►

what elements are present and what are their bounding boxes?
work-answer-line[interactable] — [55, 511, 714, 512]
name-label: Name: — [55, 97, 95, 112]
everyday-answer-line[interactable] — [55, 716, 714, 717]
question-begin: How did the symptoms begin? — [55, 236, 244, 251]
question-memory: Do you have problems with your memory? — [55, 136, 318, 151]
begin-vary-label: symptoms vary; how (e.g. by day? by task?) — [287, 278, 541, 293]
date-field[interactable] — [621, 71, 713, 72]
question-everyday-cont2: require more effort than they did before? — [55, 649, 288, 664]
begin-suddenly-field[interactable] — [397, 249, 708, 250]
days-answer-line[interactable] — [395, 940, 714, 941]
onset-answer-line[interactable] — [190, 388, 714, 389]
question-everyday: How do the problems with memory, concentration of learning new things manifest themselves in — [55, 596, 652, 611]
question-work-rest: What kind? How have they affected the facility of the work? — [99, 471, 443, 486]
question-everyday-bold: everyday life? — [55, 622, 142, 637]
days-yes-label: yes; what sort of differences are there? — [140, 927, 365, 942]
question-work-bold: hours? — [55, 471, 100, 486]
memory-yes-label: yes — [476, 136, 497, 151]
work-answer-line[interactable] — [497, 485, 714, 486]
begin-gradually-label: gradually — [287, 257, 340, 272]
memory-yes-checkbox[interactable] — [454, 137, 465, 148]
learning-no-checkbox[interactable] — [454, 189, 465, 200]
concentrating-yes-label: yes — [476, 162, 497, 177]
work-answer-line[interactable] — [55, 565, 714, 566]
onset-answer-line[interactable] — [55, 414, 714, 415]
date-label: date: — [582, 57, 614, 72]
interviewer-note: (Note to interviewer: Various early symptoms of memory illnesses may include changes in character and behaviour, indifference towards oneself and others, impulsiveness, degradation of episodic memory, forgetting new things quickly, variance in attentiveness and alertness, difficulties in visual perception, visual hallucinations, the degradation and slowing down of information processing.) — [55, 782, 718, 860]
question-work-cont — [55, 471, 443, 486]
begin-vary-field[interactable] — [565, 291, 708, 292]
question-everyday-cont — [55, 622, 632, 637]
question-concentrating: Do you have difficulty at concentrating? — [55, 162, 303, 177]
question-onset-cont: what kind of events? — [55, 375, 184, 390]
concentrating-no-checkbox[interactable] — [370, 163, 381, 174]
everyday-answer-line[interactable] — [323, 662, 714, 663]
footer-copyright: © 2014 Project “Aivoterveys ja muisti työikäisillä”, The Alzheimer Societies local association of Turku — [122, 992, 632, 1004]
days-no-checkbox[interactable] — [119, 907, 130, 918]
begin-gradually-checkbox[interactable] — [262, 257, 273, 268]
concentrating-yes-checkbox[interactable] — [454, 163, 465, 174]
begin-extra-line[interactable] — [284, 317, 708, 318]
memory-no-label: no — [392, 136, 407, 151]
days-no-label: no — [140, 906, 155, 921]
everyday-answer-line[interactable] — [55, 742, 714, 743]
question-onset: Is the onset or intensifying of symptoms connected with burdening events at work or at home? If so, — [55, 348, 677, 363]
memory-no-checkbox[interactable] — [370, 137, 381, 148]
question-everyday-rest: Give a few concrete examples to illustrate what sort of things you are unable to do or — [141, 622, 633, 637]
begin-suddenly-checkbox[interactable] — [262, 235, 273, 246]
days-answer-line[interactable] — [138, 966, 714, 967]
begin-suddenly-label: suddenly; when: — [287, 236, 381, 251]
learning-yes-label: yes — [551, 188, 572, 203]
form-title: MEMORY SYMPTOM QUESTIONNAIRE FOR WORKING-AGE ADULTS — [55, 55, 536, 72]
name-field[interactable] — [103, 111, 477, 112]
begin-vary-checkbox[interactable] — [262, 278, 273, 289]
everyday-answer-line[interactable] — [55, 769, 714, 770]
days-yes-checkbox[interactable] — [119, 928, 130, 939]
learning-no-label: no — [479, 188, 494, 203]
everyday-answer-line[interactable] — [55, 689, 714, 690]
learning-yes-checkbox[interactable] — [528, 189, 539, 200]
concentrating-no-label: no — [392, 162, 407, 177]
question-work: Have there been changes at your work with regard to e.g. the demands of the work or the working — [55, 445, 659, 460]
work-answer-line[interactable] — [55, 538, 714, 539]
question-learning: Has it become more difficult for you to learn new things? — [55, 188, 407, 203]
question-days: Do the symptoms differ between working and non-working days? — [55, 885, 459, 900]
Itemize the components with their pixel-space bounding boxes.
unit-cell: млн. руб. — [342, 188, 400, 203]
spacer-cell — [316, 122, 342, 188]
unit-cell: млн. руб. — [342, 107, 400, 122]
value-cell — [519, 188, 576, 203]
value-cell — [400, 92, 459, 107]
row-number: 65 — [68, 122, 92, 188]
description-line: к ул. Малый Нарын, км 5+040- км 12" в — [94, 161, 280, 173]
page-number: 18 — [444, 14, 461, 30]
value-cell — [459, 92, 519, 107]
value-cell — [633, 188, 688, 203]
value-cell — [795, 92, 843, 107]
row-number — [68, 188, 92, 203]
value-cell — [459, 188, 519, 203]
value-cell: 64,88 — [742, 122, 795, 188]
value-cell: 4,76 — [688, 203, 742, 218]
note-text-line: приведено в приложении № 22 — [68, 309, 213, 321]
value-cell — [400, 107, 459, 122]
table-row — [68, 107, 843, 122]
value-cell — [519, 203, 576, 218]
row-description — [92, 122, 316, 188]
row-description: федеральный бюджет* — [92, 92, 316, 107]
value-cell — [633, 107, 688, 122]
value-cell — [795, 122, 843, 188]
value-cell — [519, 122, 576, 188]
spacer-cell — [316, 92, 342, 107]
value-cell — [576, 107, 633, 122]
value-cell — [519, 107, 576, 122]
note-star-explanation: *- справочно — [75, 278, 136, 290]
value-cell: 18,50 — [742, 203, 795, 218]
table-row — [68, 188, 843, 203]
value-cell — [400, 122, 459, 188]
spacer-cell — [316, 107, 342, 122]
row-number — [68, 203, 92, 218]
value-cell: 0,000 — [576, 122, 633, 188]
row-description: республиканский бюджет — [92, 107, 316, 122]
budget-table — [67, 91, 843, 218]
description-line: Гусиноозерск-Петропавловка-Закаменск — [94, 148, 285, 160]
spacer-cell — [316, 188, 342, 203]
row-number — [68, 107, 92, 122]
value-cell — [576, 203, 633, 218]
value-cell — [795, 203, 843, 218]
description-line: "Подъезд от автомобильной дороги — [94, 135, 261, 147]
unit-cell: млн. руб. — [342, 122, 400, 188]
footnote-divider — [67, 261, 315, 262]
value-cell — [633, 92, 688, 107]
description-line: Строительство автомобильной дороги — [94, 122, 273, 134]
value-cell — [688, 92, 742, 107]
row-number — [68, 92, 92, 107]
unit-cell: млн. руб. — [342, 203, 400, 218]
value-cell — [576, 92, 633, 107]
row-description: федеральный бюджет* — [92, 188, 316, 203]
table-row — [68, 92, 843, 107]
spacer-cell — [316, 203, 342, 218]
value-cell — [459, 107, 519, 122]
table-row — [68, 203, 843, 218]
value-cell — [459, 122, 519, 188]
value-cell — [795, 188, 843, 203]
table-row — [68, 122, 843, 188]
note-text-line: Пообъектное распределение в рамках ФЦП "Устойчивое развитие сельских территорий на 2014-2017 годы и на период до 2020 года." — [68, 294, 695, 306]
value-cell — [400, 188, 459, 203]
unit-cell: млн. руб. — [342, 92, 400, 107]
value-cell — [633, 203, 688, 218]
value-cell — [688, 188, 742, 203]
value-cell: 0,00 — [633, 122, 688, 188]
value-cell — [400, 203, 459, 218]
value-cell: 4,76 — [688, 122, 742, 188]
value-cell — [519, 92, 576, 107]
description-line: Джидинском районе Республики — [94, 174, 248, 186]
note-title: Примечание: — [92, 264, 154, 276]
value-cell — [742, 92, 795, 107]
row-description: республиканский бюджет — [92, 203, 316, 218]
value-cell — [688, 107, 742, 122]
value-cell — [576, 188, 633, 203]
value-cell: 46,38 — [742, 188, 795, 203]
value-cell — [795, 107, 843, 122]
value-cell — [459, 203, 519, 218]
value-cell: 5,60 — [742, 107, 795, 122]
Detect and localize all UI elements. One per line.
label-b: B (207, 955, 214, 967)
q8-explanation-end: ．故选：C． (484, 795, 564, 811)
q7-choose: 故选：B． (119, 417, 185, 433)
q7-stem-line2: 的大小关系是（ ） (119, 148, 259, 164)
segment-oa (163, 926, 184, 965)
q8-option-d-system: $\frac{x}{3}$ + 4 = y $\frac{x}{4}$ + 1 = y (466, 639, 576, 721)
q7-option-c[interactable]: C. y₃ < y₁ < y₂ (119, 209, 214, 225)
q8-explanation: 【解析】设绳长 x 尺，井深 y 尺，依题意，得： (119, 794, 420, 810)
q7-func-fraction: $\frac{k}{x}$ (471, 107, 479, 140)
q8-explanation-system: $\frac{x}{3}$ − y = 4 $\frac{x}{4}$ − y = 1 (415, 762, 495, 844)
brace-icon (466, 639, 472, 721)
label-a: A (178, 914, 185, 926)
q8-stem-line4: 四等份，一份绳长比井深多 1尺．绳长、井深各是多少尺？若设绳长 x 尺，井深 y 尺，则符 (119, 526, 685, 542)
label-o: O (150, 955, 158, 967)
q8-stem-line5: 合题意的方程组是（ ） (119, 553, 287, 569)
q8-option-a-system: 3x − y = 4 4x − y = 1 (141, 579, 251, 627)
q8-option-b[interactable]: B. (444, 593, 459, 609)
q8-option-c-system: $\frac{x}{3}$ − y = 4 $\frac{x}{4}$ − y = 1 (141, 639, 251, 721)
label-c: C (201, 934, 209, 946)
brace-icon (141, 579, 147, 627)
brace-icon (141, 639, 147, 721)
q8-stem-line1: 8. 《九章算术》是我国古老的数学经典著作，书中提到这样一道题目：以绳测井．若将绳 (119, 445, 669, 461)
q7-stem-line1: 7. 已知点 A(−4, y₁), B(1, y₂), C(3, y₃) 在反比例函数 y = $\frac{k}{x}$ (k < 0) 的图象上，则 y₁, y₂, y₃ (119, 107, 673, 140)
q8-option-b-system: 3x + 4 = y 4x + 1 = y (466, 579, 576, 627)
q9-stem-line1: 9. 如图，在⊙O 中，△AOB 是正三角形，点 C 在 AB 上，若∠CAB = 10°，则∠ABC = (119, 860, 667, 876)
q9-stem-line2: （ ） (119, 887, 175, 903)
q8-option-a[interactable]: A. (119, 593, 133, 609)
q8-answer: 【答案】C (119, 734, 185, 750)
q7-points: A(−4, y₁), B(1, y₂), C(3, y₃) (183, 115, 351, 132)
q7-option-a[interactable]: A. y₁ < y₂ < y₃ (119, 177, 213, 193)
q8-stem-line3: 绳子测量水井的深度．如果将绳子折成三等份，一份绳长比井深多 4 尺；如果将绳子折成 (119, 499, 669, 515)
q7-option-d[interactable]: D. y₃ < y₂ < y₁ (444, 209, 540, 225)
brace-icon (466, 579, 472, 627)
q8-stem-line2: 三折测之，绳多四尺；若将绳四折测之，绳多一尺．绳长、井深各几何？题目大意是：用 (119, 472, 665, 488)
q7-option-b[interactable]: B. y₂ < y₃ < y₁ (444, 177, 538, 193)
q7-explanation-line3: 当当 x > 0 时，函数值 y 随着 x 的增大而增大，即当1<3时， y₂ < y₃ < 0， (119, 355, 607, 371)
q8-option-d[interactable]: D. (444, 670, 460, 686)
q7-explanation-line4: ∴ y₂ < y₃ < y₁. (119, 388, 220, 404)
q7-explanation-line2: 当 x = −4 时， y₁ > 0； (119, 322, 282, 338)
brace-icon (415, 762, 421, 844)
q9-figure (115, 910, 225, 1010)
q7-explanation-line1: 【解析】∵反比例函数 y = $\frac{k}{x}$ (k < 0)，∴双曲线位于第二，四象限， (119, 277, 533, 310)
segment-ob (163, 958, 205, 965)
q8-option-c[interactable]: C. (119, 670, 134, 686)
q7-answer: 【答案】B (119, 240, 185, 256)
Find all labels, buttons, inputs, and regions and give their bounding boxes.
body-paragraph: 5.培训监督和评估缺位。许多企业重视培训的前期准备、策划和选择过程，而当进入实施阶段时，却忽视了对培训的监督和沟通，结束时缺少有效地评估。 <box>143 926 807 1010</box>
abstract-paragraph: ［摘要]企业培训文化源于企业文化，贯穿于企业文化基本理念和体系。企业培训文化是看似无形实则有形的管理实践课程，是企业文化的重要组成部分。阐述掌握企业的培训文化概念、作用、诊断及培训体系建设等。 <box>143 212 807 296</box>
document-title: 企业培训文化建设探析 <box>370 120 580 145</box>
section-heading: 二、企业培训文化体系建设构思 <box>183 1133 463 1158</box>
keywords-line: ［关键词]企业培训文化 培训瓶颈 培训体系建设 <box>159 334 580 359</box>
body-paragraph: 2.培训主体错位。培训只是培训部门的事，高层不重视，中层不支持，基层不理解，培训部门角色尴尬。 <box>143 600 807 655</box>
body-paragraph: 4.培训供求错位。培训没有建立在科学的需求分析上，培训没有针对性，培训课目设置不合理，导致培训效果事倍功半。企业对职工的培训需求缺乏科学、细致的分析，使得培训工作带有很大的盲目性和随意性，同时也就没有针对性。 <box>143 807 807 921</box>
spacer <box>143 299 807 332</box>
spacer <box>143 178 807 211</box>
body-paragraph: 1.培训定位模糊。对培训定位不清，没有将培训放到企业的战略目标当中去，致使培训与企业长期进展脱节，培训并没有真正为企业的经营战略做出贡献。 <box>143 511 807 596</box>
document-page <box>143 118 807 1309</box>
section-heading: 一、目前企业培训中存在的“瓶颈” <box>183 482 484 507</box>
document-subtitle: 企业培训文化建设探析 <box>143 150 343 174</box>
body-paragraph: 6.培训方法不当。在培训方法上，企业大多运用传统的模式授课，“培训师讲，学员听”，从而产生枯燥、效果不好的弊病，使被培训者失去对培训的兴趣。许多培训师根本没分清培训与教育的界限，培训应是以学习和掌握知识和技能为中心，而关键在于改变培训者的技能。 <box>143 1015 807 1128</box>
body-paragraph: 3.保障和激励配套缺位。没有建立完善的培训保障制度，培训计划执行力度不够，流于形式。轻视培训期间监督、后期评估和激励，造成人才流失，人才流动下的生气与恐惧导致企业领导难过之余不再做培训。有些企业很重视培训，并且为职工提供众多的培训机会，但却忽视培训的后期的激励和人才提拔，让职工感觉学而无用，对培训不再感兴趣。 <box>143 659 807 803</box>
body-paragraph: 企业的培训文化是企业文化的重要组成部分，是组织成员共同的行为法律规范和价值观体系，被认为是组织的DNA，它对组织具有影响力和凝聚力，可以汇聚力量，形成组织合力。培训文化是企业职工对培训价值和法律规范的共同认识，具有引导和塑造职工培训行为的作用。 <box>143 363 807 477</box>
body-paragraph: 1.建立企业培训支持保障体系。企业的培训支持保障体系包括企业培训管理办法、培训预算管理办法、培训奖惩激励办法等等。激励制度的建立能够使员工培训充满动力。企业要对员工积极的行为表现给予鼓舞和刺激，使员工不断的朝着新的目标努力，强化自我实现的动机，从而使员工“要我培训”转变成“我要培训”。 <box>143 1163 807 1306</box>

◄

*Aim of the exercise:*
Copy out everything in the entries above, word for word, from the very first line down to the line that contains "begin-suddenly-field[interactable] — [397, 249, 708, 250]", including that line.

*Final result:*
what elements are present and what are their bounding boxes?
work-answer-line[interactable] — [55, 511, 714, 512]
name-label: Name: — [55, 97, 95, 112]
everyday-answer-line[interactable] — [55, 716, 714, 717]
question-begin: How did the symptoms begin? — [55, 236, 244, 251]
question-memory: Do you have problems with your memory? — [55, 136, 318, 151]
begin-vary-label: symptoms vary; how (e.g. by day? by task?) — [287, 278, 541, 293]
date-field[interactable] — [621, 71, 713, 72]
question-everyday-cont2: require more effort than they did before? — [55, 649, 288, 664]
begin-suddenly-field[interactable] — [397, 249, 708, 250]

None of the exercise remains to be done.